_Given exercise_
Output each entry verbatim and exclude every picture from it.

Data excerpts

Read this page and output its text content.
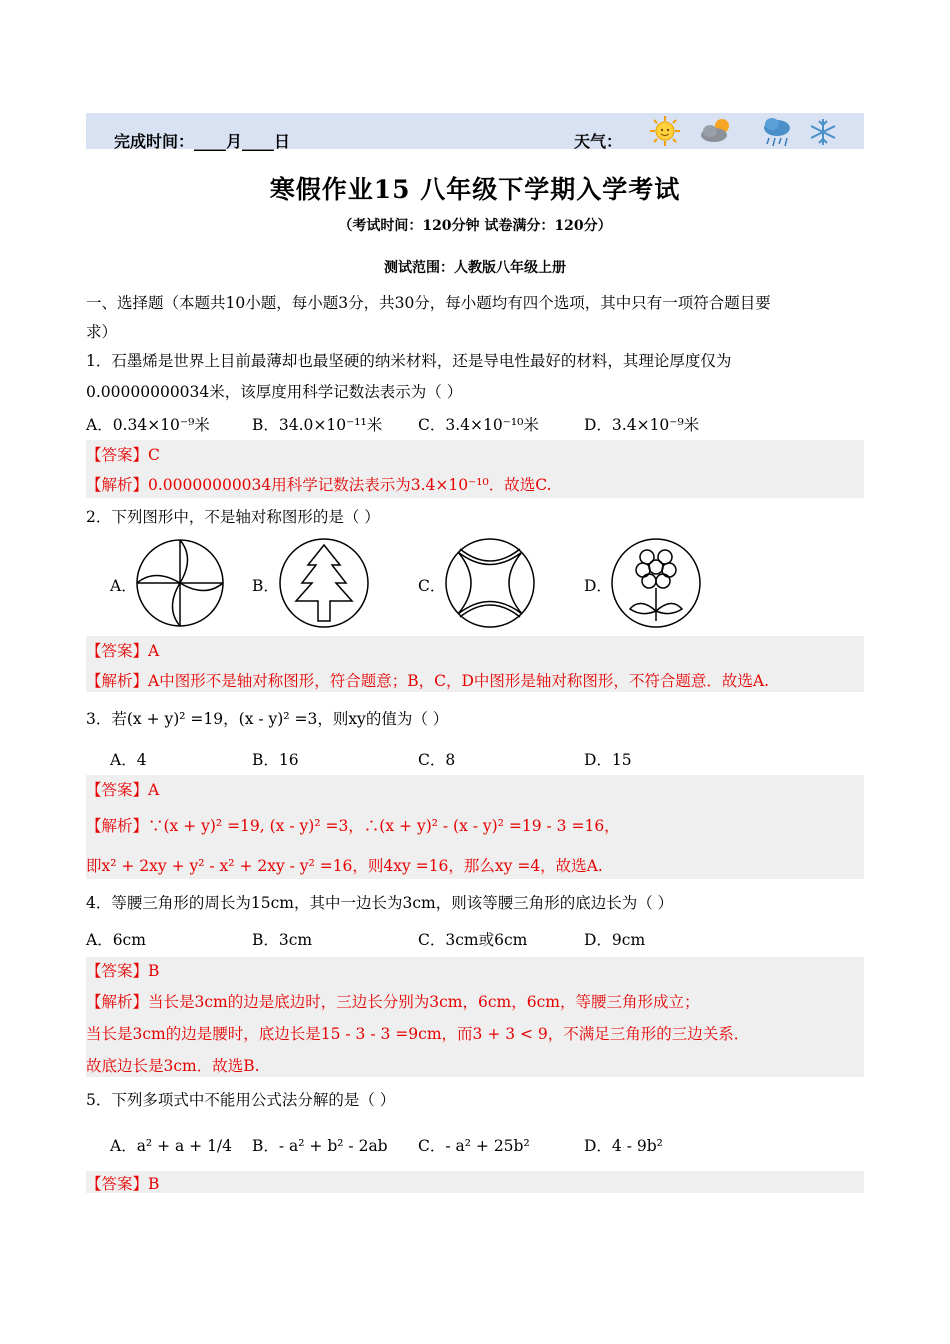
完成时间：____月____日	天气：
寒假作业15 八年级下学期入学考试
（考试时间：120分钟 试卷满分：120分）
测试范围：人教版八年级上册
一、选择题（本题共10小题，每小题3分，共30分，每小题均有四个选项，其中只有一项符合题目要
求）
1．石墨烯是世界上目前最薄却也最坚硬的纳米材料，还是导电性最好的材料，其理论厚度仅为
0.00000000034米，该厚度用科学记数法表示为（ ）
A．0.34×10⁻⁹米	B．34.0×10⁻¹¹米 C．3.4×10⁻¹⁰米	D．3.4×10⁻⁹米
【答案】C
【解析】0.00000000034用科学记数法表示为3.4×10⁻¹⁰．故选C.
2．下列图形中，不是轴对称图形的是（ ）
A．	B．	C．	D．
【答案】A
【解析】A中图形不是轴对称图形，符合题意；B，C，D中图形是轴对称图形，不符合题意．故选A.
3．若(x + y)² =19，(x - y)² =3，则xy的值为（ ）
A．4	B．16	C．8	D．15
【答案】A
【解析】∵(x + y)² =19, (x - y)² =3，∴(x + y)² - (x - y)² =19 - 3 =16，
即x² + 2xy + y² - x² + 2xy - y² =16，则4xy =16，那么xy =4，故选A.
4．等腰三角形的周长为15cm，其中一边长为3cm，则该等腰三角形的底边长为（ ）
A．6cm	B．3cm	C．3cm或6cm	D．9cm
【答案】B
【解析】当长是3cm的边是底边时，三边长分别为3cm，6cm，6cm，等腰三角形成立；
当长是3cm的边是腰时，底边长是15 - 3 - 3 =9cm，而3 + 3 < 9，不满足三角形的三边关系．
故底边长是3cm．故选B.
5．下列多项式中不能用公式法分解的是（ ）
A．a² + a + 1/4 B．- a² + b² - 2ab C．- a² + 25b²	D．4 - 9b²
【答案】B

_Solved problem_
Read this page and output its text content.
完成时间：____月____日	天气：
寒假作业15 八年级下学期入学考试
（考试时间：120分钟 试卷满分：120分）
测试范围：人教版八年级上册
一、选择题（本题共10小题，每小题3分，共30分，每小题均有四个选项，其中只有一项符合题目要
求）
1．石墨烯是世界上目前最薄却也最坚硬的纳米材料，还是导电性最好的材料，其理论厚度仅为
0.00000000034米，该厚度用科学记数法表示为（ ）
A．0.34×10⁻⁹米	B．34.0×10⁻¹¹米 C．3.4×10⁻¹⁰米	D．3.4×10⁻⁹米
【答案】C
【解析】0.00000000034用科学记数法表示为3.4×10⁻¹⁰．故选C.
2．下列图形中，不是轴对称图形的是（ ）
A．	B．	C．	D．
【答案】A
【解析】A中图形不是轴对称图形，符合题意；B，C，D中图形是轴对称图形，不符合题意．故选A.
3．若(x + y)² =19，(x - y)² =3，则xy的值为（ ）
A．4	B．16	C．8	D．15
【答案】A
【解析】∵(x + y)² =19, (x - y)² =3，∴(x + y)² - (x - y)² =19 - 3 =16，
即x² + 2xy + y² - x² + 2xy - y² =16，则4xy =16，那么xy =4，故选A.
4．等腰三角形的周长为15cm，其中一边长为3cm，则该等腰三角形的底边长为（ ）
A．6cm	B．3cm	C．3cm或6cm	D．9cm
【答案】B
【解析】当长是3cm的边是底边时，三边长分别为3cm，6cm，6cm，等腰三角形成立；
当长是3cm的边是腰时，底边长是15 - 3 - 3 =9cm，而3 + 3 < 9，不满足三角形的三边关系．
故底边长是3cm．故选B.
5．下列多项式中不能用公式法分解的是（ ）
A．a² + a + 1/4 B．- a² + b² - 2ab C．- a² + 25b²	D．4 - 9b²
【答案】B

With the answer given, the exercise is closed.